Task inputs:
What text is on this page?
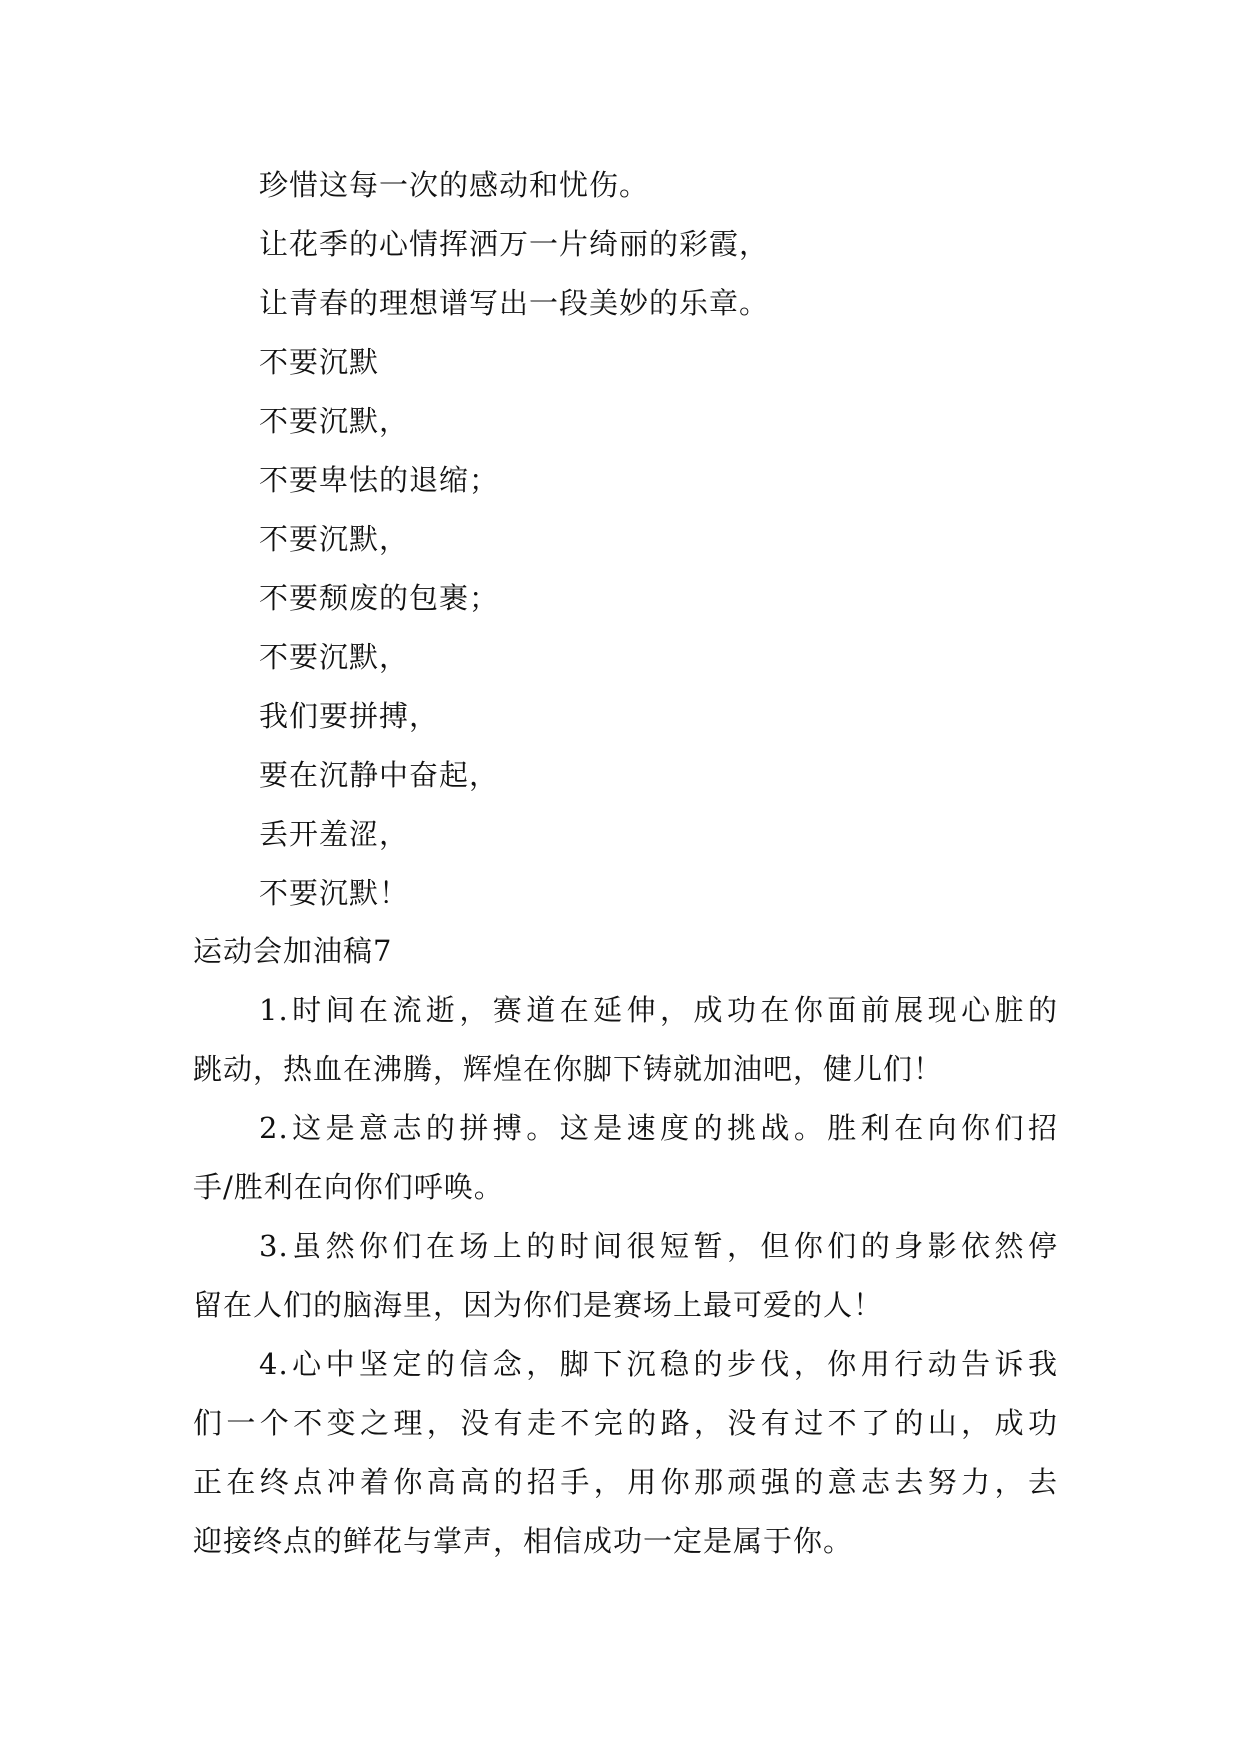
珍惜这每一次的感动和忧伤。
让花季的心情挥洒万一片绮丽的彩霞，
让青春的理想谱写出一段美妙的乐章。
不要沉默
不要沉默，
不要卑怯的退缩；
不要沉默，
不要颓废的包裹；
不要沉默，
我们要拼搏，
要在沉静中奋起，
丢开羞涩，
不要沉默！
运动会加油稿7
1.时间在流逝，赛道在延伸，成功在你面前展现心脏的
跳动，热血在沸腾，辉煌在你脚下铸就加油吧，健儿们！
2.这是意志的拼搏。这是速度的挑战。胜利在向你们招
手/胜利在向你们呼唤。
3.虽然你们在场上的时间很短暂，但你们的身影依然停
留在人们的脑海里，因为你们是赛场上最可爱的人！
4.心中坚定的信念，脚下沉稳的步伐，你用行动告诉我
们一个不变之理，没有走不完的路，没有过不了的山，成功
正在终点冲着你高高的招手，用你那顽强的意志去努力，去
迎接终点的鲜花与掌声，相信成功一定是属于你。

Task to carry out: Please set down each line of the data above exactly as written, without the pictures.

Final result:
What text is on this page?
珍惜这每一次的感动和忧伤。
让花季的心情挥洒万一片绮丽的彩霞，
让青春的理想谱写出一段美妙的乐章。
不要沉默
不要沉默，
不要卑怯的退缩；
不要沉默，
不要颓废的包裹；
不要沉默，
我们要拼搏，
要在沉静中奋起，
丢开羞涩，
不要沉默！
运动会加油稿7
1.时间在流逝，赛道在延伸，成功在你面前展现心脏的
跳动，热血在沸腾，辉煌在你脚下铸就加油吧，健儿们！
2.这是意志的拼搏。这是速度的挑战。胜利在向你们招
手/胜利在向你们呼唤。
3.虽然你们在场上的时间很短暂，但你们的身影依然停
留在人们的脑海里，因为你们是赛场上最可爱的人！
4.心中坚定的信念，脚下沉稳的步伐，你用行动告诉我
们一个不变之理，没有走不完的路，没有过不了的山，成功
正在终点冲着你高高的招手，用你那顽强的意志去努力，去
迎接终点的鲜花与掌声，相信成功一定是属于你。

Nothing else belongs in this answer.